Stored entries
· · · · · · ·

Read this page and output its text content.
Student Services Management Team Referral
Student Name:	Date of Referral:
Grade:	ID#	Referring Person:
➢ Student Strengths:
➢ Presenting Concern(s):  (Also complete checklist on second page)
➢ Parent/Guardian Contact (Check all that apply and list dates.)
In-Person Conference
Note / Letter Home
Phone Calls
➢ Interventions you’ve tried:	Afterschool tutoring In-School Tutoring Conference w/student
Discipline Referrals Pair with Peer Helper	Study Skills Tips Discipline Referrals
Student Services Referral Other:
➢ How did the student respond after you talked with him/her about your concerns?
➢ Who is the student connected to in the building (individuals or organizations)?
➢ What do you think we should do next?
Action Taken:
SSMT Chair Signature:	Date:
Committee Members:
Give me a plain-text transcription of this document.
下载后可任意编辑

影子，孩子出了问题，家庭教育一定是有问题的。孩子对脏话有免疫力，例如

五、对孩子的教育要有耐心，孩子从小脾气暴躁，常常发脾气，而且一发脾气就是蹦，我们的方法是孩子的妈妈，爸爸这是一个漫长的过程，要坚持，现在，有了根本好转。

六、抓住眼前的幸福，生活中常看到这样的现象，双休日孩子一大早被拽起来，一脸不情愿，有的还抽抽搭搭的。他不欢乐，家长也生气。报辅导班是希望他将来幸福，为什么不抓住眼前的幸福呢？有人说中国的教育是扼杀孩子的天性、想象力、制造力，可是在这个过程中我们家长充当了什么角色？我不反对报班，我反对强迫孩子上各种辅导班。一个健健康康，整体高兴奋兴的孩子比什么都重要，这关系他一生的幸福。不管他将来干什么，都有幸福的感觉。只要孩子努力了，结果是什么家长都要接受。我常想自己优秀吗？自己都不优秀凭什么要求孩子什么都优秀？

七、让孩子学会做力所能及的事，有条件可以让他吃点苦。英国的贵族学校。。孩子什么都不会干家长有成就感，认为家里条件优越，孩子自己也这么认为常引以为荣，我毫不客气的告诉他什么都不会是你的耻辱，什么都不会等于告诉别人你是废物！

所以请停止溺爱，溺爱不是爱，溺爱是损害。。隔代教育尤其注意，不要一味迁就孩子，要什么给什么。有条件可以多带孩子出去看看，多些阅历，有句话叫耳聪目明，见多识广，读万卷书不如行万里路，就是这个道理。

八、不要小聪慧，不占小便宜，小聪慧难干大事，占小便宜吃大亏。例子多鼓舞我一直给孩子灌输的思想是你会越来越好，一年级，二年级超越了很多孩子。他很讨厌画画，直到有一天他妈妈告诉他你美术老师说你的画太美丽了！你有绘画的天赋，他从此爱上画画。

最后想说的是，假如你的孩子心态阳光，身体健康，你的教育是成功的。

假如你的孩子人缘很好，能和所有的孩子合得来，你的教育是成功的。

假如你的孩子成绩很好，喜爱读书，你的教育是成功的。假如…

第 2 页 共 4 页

· · · · · · ·

-- Requirement --
Write out only the final block of lines, starting at the line with "Give me a plain-text" and running to the end of the material.

-- Answer to this task --
Give me a plain-text transcription of this document.
下载后可任意编辑

影子，孩子出了问题，家庭教育一定是有问题的。孩子对脏话有免疫力，例如

五、对孩子的教育要有耐心，孩子从小脾气暴躁，常常发脾气，而且一发脾气就是蹦，我们的方法是孩子的妈妈，爸爸这是一个漫长的过程，要坚持，现在，有了根本好转。

六、抓住眼前的幸福，生活中常看到这样的现象，双休日孩子一大早被拽起来，一脸不情愿，有的还抽抽搭搭的。他不欢乐，家长也生气。报辅导班是希望他将来幸福，为什么不抓住眼前的幸福呢？有人说中国的教育是扼杀孩子的天性、想象力、制造力，可是在这个过程中我们家长充当了什么角色？我不反对报班，我反对强迫孩子上各种辅导班。一个健健康康，整体高兴奋兴的孩子比什么都重要，这关系他一生的幸福。不管他将来干什么，都有幸福的感觉。只要孩子努力了，结果是什么家长都要接受。我常想自己优秀吗？自己都不优秀凭什么要求孩子什么都优秀？

七、让孩子学会做力所能及的事，有条件可以让他吃点苦。英国的贵族学校。。孩子什么都不会干家长有成就感，认为家里条件优越，孩子自己也这么认为常引以为荣，我毫不客气的告诉他什么都不会是你的耻辱，什么都不会等于告诉别人你是废物！

所以请停止溺爱，溺爱不是爱，溺爱是损害。。隔代教育尤其注意，不要一味迁就孩子，要什么给什么。有条件可以多带孩子出去看看，多些阅历，有句话叫耳聪目明，见多识广，读万卷书不如行万里路，就是这个道理。

八、不要小聪慧，不占小便宜，小聪慧难干大事，占小便宜吃大亏。例子多鼓舞我一直给孩子灌输的思想是你会越来越好，一年级，二年级超越了很多孩子。他很讨厌画画，直到有一天他妈妈告诉他你美术老师说你的画太美丽了！你有绘画的天赋，他从此爱上画画。

最后想说的是，假如你的孩子心态阳光，身体健康，你的教育是成功的。

假如你的孩子人缘很好，能和所有的孩子合得来，你的教育是成功的。

假如你的孩子成绩很好，喜爱读书，你的教育是成功的。假如…

第 2 页 共 4 页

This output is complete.